» DIRECTIVE
Find all the lines with "websocket" and gather them.

» DATA FOR PROCESSING

+++

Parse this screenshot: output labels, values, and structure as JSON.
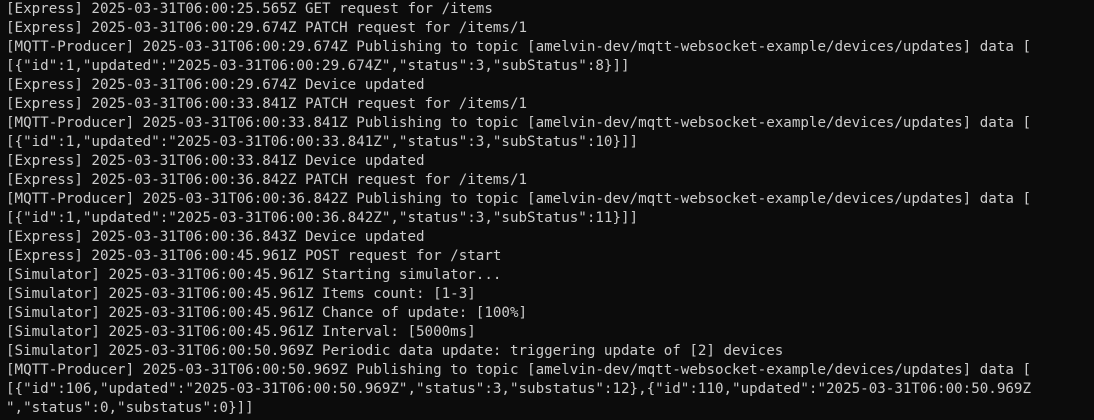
{
  "terminal": {
    "lines": [
      "[Express] 2025-03-31T06:00:25.565Z GET request for /items",
      "[Express] 2025-03-31T06:00:29.674Z PATCH request for /items/1",
      "[MQTT-Producer] 2025-03-31T06:00:29.674Z Publishing to topic [amelvin-dev/mqtt-websocket-example/devices/updates] data [",
      "[{\"id\":1,\"updated\":\"2025-03-31T06:00:29.674Z\",\"status\":3,\"subStatus\":8}]]",
      "[Express] 2025-03-31T06:00:29.674Z Device updated",
      "[Express] 2025-03-31T06:00:33.841Z PATCH request for /items/1",
      "[MQTT-Producer] 2025-03-31T06:00:33.841Z Publishing to topic [amelvin-dev/mqtt-websocket-example/devices/updates] data [",
      "[{\"id\":1,\"updated\":\"2025-03-31T06:00:33.841Z\",\"status\":3,\"subStatus\":10}]]",
      "[Express] 2025-03-31T06:00:33.841Z Device updated",
      "[Express] 2025-03-31T06:00:36.842Z PATCH request for /items/1",
      "[MQTT-Producer] 2025-03-31T06:00:36.842Z Publishing to topic [amelvin-dev/mqtt-websocket-example/devices/updates] data [",
      "[{\"id\":1,\"updated\":\"2025-03-31T06:00:36.842Z\",\"status\":3,\"subStatus\":11}]]",
      "[Express] 2025-03-31T06:00:36.843Z Device updated",
      "[Express] 2025-03-31T06:00:45.961Z POST request for /start",
      "[Simulator] 2025-03-31T06:00:45.961Z Starting simulator...",
      "[Simulator] 2025-03-31T06:00:45.961Z Items count: [1-3]",
      "[Simulator] 2025-03-31T06:00:45.961Z Chance of update: [100%]",
      "[Simulator] 2025-03-31T06:00:45.961Z Interval: [5000ms]",
      "[Simulator] 2025-03-31T06:00:50.969Z Periodic data update: triggering update of [2] devices",
      "[MQTT-Producer] 2025-03-31T06:00:50.969Z Publishing to topic [amelvin-dev/mqtt-websocket-example/devices/updates] data [",
      "[{\"id\":106,\"updated\":\"2025-03-31T06:00:50.969Z\",\"status\":3,\"substatus\":12},{\"id\":110,\"updated\":\"2025-03-31T06:00:50.969Z",
      "\",\"status\":0,\"substatus\":0}]]"
    ]
  },
  "colors": {
    "background": "#0c0c0c",
    "foreground": "#cccccc"
  }
}
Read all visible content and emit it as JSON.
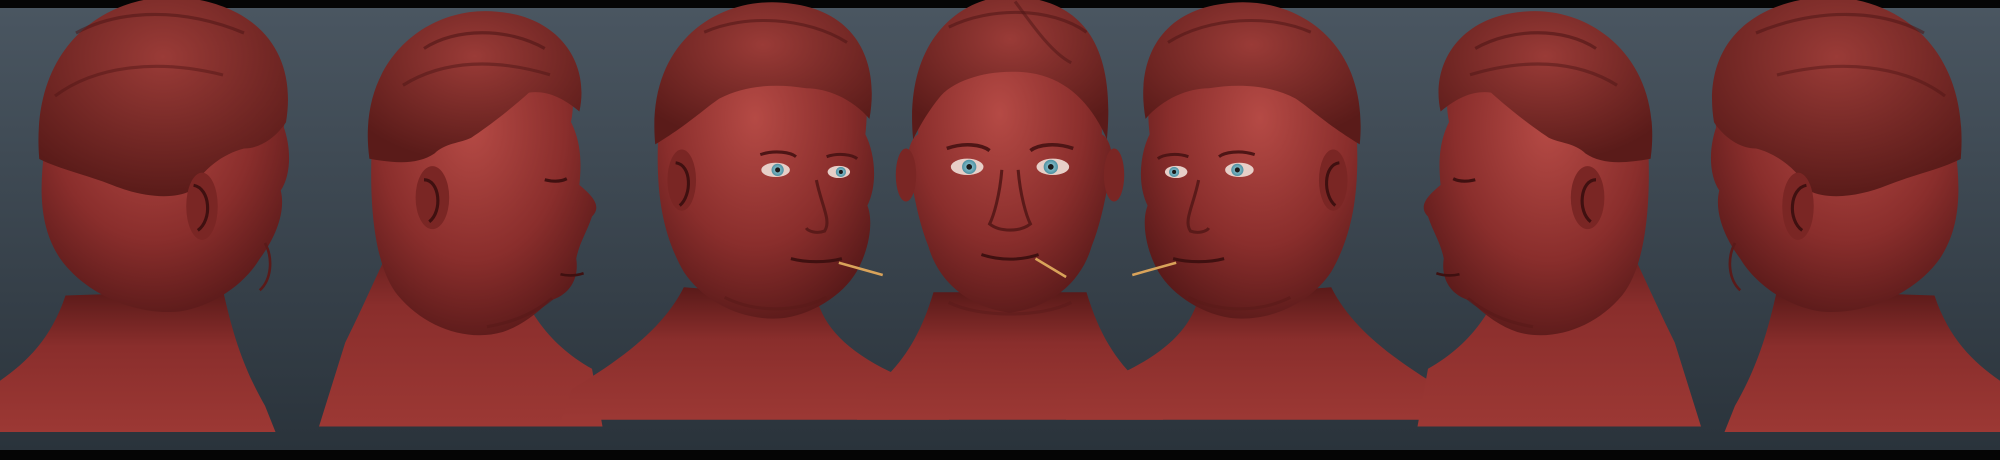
{
  "image": {
    "description_kind": "turnaround-render",
    "view_count": 7,
    "views": [
      {
        "id": "back-three-quarter-right",
        "facing": "right",
        "turn": "back"
      },
      {
        "id": "profile-right",
        "facing": "right",
        "turn": "profile"
      },
      {
        "id": "three-quarter-right",
        "facing": "right",
        "turn": "three-quarter"
      },
      {
        "id": "front",
        "facing": "front",
        "turn": "front"
      },
      {
        "id": "three-quarter-left",
        "facing": "left",
        "turn": "three-quarter"
      },
      {
        "id": "profile-left",
        "facing": "left",
        "turn": "profile"
      },
      {
        "id": "back-three-quarter-left",
        "facing": "left",
        "turn": "back"
      }
    ],
    "colors": {
      "background_top": "#4a5661",
      "background_bottom": "#2a333b",
      "letterbox": "#050505",
      "clay_base": "#8a2e2c",
      "clay_light": "#b54a45",
      "clay_dark": "#4e1515",
      "clay_hair": "#7a2a27",
      "eye_iris": "#6fb3c4",
      "toothpick": "#d9a35a"
    }
  }
}
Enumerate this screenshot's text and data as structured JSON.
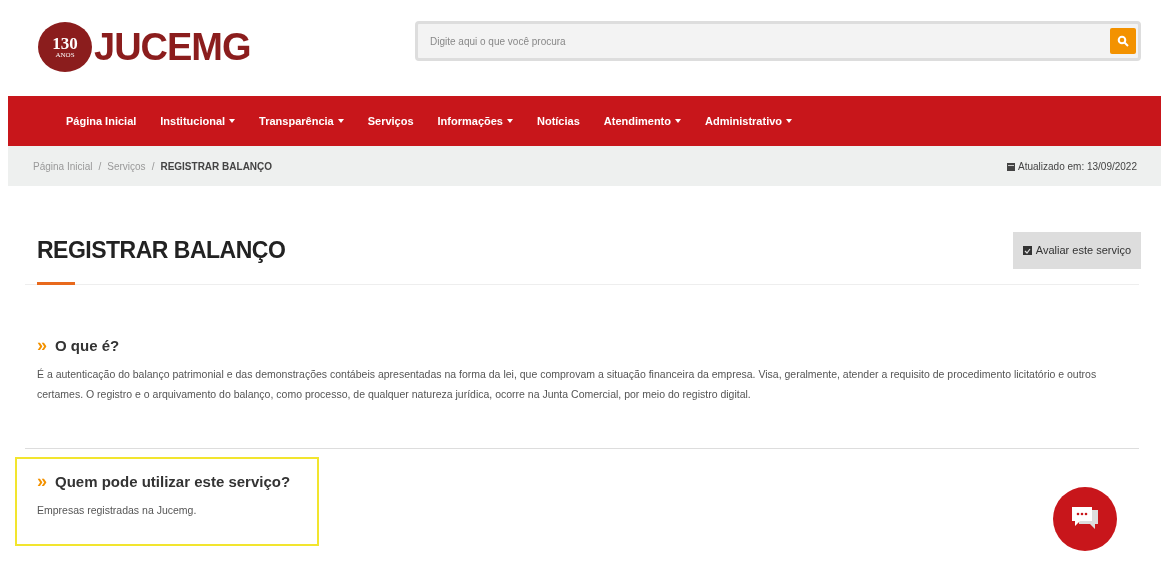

+++

» ANSWER TO THIS EXERCISE
      "[MQTT-Producer] 2025-03-31T06:00:29.674Z Publishing to topic [amelvin-dev/mqtt-websocket-example/devices/updates] data [",
      "[MQTT-Producer] 2025-03-31T06:00:33.841Z Publishing to topic [amelvin-dev/mqtt-websocket-example/devices/updates] data [",
      "[MQTT-Producer] 2025-03-31T06:00:36.842Z Publishing to topic [amelvin-dev/mqtt-websocket-example/devices/updates] data [",
      "[MQTT-Producer] 2025-03-31T06:00:50.969Z Publishing to topic [amelvin-dev/mqtt-websocket-example/devices/updates] data [",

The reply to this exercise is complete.